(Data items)
== == ==

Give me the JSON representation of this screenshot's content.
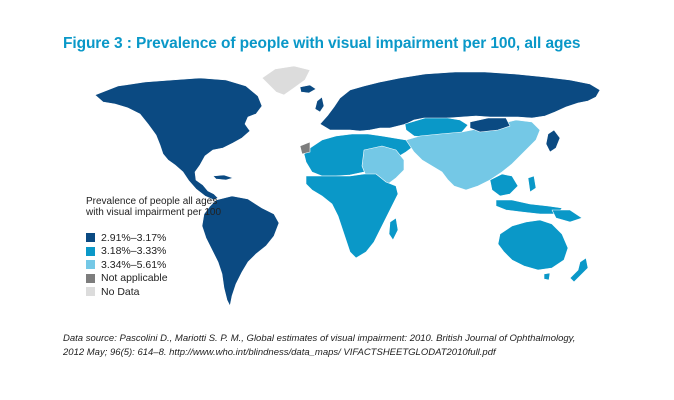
{
  "figure": {
    "title": "Figure 3 : Prevalence of people with visual impairment per 100, all ages"
  },
  "legend": {
    "title": "Prevalence of people all ages with visual impairment per 100",
    "items": [
      {
        "label": "2.91%–3.17%",
        "color": "#0b4a82"
      },
      {
        "label": "3.18%–3.33%",
        "color": "#0a98c8"
      },
      {
        "label": "3.34%–5.61%",
        "color": "#74c8e6"
      },
      {
        "label": "Not applicable",
        "color": "#7d7d7d"
      },
      {
        "label": "No Data",
        "color": "#dcdcdc"
      }
    ]
  },
  "source": {
    "text": "Data source: Pascolini D., Mariotti S. P. M., Global estimates of visual impairment: 2010. British Journal of Ophthalmology, 2012 May; 96(5): 614–8. http://www.who.int/blindness/data_maps/ VIFACTSHEETGLODAT2010full.pdf"
  },
  "colors": {
    "dark": "#0b4a82",
    "medium": "#0a98c8",
    "light": "#74c8e6",
    "not_applicable": "#7d7d7d",
    "no_data": "#dcdcdc",
    "border": "#ffffff"
  }
}
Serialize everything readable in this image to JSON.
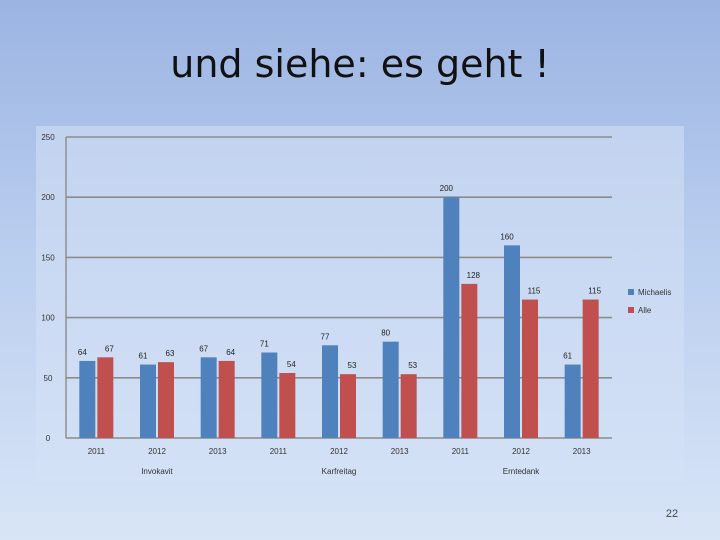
{
  "slide": {
    "title": "und siehe: es geht !",
    "page_number": "22"
  },
  "chart_data": {
    "type": "bar",
    "title": "",
    "xlabel": "",
    "ylabel": "",
    "ylim": [
      0,
      250
    ],
    "yticks": [
      0,
      50,
      100,
      150,
      200,
      250
    ],
    "grid": true,
    "legend_position": "right",
    "categories": [
      "2011",
      "2012",
      "2013",
      "2011",
      "2012",
      "2013",
      "2011",
      "2012",
      "2013"
    ],
    "groups": [
      {
        "label": "Invokavit",
        "span": [
          0,
          2
        ]
      },
      {
        "label": "Karfreitag",
        "span": [
          3,
          5
        ]
      },
      {
        "label": "Erntedank",
        "span": [
          6,
          8
        ]
      }
    ],
    "series": [
      {
        "name": "Michaelis",
        "color": "#4f81bd",
        "values": [
          64,
          61,
          67,
          71,
          77,
          80,
          200,
          160,
          61
        ]
      },
      {
        "name": "Alle",
        "color": "#c0504d",
        "values": [
          67,
          63,
          64,
          54,
          53,
          53,
          128,
          115,
          115
        ]
      }
    ]
  }
}
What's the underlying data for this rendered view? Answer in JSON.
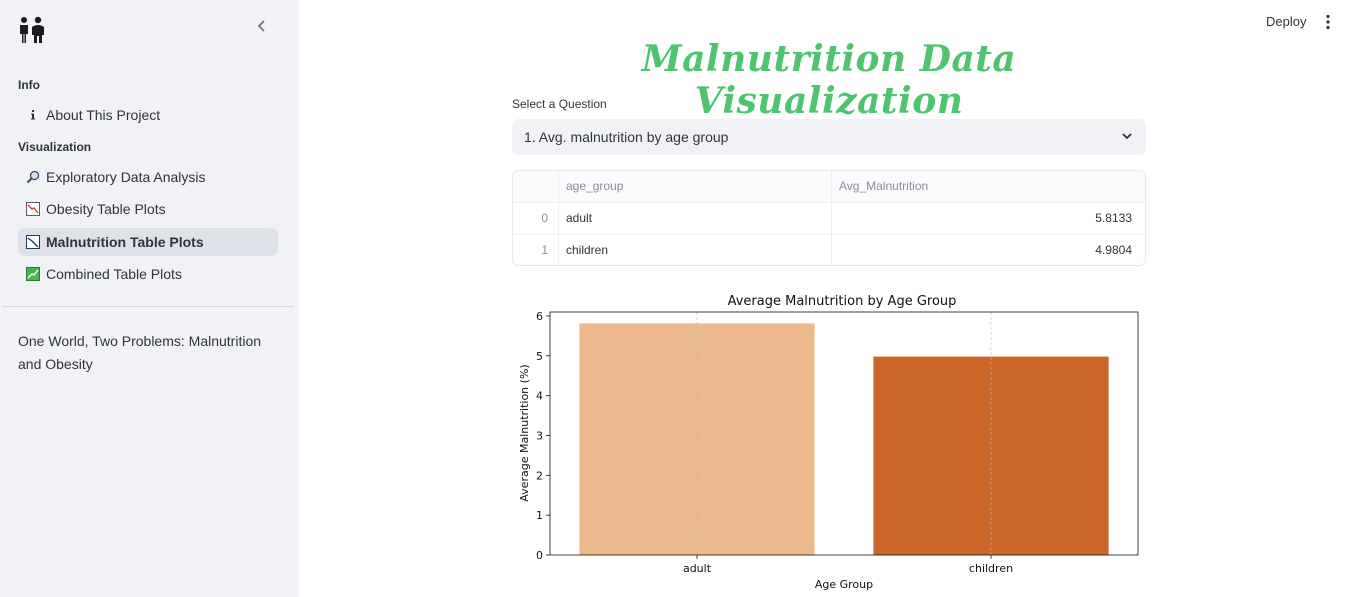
{
  "sidebar": {
    "sections": {
      "info": "Info",
      "visualization": "Visualization"
    },
    "items": [
      {
        "label": "About This Project",
        "icon": "info-icon"
      },
      {
        "label": "Exploratory Data Analysis",
        "icon": "magnifier-icon"
      },
      {
        "label": "Obesity Table Plots",
        "icon": "chart-down-icon"
      },
      {
        "label": "Malnutrition Table Plots",
        "icon": "chart-line-icon",
        "active": true
      },
      {
        "label": "Combined Table Plots",
        "icon": "chart-up-icon"
      }
    ],
    "note": "One World, Two Problems: Malnutrition and Obesity"
  },
  "header": {
    "deploy_label": "Deploy"
  },
  "main": {
    "title": "Malnutrition Data Visualization",
    "select_label": "Select a Question",
    "select_value": "1. Avg. malnutrition by age group"
  },
  "table": {
    "columns": [
      "age_group",
      "Avg_Malnutrition"
    ],
    "rows": [
      {
        "index": "0",
        "age_group": "adult",
        "value": "5.8133"
      },
      {
        "index": "1",
        "age_group": "children",
        "value": "4.9804"
      }
    ]
  },
  "chart_data": {
    "type": "bar",
    "title": "Average Malnutrition by Age Group",
    "xlabel": "Age Group",
    "ylabel": "Average Malnutrition (%)",
    "categories": [
      "adult",
      "children"
    ],
    "values": [
      5.8133,
      4.9804
    ],
    "colors": [
      "#ebb98b",
      "#cc6628"
    ],
    "ylim": [
      0,
      6.1
    ],
    "yticks": [
      0,
      1,
      2,
      3,
      4,
      5,
      6
    ],
    "grid": "x"
  },
  "colors": {
    "title": "#4fc36f",
    "sidebar_bg": "#f0f2f6",
    "active_item_bg": "#dfe1e8"
  }
}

== == ==

» Description of the task
Set out every line from the material that contains the string "ages".

» Answer for this exercise
    "title": "Figure 3 : Prevalence of people with visual impairment per 100, all ages"
    "title": "Prevalence of people all ages with visual impairment per 100",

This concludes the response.